-- BEGIN Data section --

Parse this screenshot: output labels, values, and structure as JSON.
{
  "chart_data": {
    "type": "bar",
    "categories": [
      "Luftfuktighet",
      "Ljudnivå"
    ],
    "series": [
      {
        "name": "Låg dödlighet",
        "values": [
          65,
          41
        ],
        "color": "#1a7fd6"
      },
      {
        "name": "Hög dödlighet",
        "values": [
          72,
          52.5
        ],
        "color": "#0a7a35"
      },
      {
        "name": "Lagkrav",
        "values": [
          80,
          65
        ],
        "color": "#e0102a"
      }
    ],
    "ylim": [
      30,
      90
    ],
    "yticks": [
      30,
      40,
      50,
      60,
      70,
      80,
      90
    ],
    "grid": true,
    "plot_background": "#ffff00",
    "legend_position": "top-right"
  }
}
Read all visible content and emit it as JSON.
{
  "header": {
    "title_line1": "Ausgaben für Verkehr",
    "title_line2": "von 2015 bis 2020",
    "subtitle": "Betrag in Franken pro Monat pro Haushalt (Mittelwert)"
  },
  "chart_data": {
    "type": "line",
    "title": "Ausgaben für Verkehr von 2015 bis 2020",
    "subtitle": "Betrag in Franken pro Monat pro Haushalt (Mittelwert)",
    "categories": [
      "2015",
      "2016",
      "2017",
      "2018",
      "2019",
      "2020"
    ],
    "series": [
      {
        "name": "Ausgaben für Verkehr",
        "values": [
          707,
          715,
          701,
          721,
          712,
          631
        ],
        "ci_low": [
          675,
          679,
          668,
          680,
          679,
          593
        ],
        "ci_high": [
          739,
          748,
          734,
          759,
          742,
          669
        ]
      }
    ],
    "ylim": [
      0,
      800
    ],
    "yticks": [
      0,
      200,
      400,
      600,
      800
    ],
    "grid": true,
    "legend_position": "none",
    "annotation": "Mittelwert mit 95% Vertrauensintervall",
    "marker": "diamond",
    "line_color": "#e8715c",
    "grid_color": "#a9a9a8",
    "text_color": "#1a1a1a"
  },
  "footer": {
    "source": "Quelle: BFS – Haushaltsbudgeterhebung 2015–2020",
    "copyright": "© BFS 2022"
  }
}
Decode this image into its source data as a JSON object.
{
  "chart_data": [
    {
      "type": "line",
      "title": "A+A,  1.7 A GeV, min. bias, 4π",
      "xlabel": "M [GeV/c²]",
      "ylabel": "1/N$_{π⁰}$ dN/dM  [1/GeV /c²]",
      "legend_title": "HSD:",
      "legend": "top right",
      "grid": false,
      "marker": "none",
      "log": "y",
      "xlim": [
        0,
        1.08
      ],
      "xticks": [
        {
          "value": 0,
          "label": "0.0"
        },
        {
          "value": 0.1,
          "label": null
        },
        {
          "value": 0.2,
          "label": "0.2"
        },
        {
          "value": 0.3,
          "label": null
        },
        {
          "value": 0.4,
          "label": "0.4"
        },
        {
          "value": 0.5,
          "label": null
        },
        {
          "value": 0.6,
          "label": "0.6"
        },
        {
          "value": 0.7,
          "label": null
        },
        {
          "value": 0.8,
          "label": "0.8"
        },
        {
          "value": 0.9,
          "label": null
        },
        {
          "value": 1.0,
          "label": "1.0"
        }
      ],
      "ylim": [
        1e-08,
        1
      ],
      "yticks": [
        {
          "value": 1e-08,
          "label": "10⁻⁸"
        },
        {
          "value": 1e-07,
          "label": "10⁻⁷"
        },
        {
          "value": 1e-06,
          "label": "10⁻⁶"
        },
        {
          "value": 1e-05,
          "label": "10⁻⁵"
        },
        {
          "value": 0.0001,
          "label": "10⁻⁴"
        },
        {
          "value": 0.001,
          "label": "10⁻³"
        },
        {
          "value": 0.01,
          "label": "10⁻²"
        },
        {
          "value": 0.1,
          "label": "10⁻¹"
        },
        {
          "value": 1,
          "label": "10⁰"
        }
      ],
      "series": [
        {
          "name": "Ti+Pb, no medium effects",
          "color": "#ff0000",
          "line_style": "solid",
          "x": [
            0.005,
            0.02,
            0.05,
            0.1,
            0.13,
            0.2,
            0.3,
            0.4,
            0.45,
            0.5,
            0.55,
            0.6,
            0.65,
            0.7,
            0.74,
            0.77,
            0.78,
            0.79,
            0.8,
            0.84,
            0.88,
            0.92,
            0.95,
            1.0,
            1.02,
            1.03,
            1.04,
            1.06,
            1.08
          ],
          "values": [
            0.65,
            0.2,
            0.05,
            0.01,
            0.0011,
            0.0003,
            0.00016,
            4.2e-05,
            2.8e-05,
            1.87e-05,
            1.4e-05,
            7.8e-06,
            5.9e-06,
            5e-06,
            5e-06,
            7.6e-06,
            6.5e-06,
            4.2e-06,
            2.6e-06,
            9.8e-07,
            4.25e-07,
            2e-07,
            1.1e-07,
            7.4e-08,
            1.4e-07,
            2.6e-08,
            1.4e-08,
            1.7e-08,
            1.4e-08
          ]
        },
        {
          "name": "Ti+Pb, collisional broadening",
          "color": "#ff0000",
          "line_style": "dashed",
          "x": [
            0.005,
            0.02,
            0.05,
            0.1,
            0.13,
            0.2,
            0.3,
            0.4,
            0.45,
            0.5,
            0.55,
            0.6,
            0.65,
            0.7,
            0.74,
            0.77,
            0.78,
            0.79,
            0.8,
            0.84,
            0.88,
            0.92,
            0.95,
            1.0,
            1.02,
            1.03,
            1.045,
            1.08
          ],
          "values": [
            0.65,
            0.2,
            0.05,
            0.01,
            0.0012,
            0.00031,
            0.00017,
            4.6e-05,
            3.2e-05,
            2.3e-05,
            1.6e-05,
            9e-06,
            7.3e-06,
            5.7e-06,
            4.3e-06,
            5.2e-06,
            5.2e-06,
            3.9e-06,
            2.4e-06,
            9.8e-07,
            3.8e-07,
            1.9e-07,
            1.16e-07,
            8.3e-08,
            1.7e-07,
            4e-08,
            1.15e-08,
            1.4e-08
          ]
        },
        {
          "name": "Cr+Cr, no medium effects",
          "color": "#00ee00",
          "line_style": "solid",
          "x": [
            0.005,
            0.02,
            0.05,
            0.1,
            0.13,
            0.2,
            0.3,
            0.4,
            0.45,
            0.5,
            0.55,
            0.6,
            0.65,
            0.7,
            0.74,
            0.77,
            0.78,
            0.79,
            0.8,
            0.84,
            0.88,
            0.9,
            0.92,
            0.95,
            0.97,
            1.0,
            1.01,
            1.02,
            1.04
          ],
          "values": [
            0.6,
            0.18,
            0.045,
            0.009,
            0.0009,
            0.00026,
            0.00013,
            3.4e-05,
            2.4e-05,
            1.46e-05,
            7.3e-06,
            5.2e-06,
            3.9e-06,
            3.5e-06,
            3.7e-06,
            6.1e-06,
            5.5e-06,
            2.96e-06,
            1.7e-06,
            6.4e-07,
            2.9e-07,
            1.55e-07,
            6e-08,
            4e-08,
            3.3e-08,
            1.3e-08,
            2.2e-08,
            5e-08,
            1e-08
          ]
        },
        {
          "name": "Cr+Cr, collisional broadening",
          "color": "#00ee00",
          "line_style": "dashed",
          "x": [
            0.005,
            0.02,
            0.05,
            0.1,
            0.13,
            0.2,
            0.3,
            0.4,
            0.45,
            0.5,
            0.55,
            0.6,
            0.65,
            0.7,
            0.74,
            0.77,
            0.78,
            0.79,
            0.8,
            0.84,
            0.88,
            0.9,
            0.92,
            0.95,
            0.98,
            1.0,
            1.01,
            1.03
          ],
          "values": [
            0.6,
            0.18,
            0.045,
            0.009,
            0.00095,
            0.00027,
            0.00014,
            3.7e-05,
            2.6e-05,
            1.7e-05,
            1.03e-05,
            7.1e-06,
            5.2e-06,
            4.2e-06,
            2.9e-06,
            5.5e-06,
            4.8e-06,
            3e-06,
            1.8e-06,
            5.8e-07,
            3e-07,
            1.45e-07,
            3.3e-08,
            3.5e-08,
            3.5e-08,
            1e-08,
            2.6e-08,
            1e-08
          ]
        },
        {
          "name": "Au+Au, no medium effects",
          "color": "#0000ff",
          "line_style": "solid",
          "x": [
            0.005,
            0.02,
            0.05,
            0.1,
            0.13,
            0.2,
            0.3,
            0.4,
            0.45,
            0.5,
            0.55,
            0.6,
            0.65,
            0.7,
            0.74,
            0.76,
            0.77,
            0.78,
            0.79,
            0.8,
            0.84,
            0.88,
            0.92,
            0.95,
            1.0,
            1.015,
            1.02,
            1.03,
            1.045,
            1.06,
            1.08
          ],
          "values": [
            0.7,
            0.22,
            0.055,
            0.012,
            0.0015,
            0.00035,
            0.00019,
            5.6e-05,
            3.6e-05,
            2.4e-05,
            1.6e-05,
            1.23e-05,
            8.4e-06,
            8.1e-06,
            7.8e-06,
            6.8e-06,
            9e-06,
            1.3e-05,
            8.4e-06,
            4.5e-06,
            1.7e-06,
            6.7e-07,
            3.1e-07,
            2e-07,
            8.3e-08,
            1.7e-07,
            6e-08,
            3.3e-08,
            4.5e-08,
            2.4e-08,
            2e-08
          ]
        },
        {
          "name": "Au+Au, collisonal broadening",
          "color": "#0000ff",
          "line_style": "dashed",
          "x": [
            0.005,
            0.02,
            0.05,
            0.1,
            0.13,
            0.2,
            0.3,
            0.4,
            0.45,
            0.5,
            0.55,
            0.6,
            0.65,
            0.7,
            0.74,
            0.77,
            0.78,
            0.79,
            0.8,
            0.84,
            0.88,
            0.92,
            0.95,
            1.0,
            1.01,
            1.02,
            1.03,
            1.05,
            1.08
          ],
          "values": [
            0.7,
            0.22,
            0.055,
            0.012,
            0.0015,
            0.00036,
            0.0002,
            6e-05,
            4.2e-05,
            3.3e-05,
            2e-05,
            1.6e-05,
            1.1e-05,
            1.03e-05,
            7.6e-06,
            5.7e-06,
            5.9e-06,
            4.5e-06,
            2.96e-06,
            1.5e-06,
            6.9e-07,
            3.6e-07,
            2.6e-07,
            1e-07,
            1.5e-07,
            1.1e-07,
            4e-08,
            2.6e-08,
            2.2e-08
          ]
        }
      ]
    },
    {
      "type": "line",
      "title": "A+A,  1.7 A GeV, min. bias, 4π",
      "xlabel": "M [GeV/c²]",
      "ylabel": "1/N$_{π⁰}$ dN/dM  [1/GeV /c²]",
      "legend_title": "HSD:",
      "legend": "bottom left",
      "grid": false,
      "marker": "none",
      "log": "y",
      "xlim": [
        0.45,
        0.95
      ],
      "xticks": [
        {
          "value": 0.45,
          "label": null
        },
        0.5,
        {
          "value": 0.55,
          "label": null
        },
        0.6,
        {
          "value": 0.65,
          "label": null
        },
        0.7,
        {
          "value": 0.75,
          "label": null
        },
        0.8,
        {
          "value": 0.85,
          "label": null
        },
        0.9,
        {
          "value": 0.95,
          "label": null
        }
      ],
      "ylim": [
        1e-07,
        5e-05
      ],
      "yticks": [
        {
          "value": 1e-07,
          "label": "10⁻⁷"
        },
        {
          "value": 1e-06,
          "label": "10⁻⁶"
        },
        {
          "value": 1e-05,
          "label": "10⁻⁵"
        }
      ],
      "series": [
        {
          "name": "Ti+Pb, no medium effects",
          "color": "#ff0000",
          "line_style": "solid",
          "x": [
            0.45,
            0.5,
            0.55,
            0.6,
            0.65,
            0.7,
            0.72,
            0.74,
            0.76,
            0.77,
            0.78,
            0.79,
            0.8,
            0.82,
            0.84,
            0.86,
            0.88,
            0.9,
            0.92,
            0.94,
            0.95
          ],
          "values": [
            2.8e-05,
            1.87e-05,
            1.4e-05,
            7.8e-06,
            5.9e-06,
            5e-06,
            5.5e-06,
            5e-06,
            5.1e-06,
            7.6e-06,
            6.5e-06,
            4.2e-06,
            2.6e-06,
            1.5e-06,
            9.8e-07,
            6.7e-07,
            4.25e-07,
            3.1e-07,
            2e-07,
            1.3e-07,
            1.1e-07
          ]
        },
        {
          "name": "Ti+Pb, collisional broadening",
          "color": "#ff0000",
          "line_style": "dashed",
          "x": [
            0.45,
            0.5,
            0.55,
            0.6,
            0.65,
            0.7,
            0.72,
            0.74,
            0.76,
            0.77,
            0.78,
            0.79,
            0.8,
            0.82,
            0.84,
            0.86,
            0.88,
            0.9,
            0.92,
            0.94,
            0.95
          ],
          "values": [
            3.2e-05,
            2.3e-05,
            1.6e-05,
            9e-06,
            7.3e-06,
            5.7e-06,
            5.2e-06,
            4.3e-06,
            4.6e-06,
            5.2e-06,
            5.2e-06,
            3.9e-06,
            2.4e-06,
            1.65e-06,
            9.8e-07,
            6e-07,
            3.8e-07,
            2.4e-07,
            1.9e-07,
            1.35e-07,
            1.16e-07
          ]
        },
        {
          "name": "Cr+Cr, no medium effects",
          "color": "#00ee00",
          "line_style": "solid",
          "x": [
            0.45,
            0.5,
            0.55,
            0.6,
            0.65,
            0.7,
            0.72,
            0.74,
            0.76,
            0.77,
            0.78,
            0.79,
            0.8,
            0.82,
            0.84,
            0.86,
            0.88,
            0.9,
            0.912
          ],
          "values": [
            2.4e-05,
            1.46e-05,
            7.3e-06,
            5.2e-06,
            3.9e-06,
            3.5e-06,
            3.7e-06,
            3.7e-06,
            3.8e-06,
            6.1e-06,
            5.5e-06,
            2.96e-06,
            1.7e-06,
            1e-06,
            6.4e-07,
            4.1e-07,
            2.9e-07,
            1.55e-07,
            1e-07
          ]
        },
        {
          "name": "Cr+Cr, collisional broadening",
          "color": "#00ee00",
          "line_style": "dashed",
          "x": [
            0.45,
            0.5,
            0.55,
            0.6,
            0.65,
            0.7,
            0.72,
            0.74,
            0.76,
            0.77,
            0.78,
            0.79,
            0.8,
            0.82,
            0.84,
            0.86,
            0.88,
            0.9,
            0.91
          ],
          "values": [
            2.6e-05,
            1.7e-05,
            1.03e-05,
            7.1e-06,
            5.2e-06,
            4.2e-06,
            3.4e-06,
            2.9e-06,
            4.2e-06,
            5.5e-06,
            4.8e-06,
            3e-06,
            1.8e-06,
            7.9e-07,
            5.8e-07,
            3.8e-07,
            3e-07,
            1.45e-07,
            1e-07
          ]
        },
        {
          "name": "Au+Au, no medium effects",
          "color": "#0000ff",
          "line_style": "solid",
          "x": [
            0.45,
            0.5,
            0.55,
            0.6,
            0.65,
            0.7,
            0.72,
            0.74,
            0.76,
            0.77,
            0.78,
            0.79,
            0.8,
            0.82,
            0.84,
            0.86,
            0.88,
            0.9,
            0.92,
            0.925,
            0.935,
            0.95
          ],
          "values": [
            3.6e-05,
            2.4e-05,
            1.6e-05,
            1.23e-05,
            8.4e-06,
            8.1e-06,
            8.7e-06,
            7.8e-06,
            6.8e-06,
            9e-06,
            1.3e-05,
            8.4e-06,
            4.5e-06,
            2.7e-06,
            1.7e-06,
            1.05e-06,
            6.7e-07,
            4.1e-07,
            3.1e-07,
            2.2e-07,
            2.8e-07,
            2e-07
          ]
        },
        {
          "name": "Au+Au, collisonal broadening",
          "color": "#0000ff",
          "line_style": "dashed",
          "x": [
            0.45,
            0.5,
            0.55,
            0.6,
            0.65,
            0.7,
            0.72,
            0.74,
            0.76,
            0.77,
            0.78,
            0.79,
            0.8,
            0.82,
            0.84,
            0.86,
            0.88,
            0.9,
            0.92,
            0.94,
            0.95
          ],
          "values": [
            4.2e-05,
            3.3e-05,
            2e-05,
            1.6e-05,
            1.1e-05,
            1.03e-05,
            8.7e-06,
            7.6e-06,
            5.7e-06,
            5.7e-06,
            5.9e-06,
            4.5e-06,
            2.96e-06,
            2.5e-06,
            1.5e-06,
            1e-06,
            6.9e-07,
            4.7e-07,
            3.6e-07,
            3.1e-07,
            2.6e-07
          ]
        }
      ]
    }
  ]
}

-- END Data section --

* Do this
Show the lines of the material that contain the word "Franken".

* Solution
    "subtitle": "Betrag in Franken pro Monat pro Haushalt (Mittelwert)"
    "subtitle": "Betrag in Franken pro Monat pro Haushalt (Mittelwert)",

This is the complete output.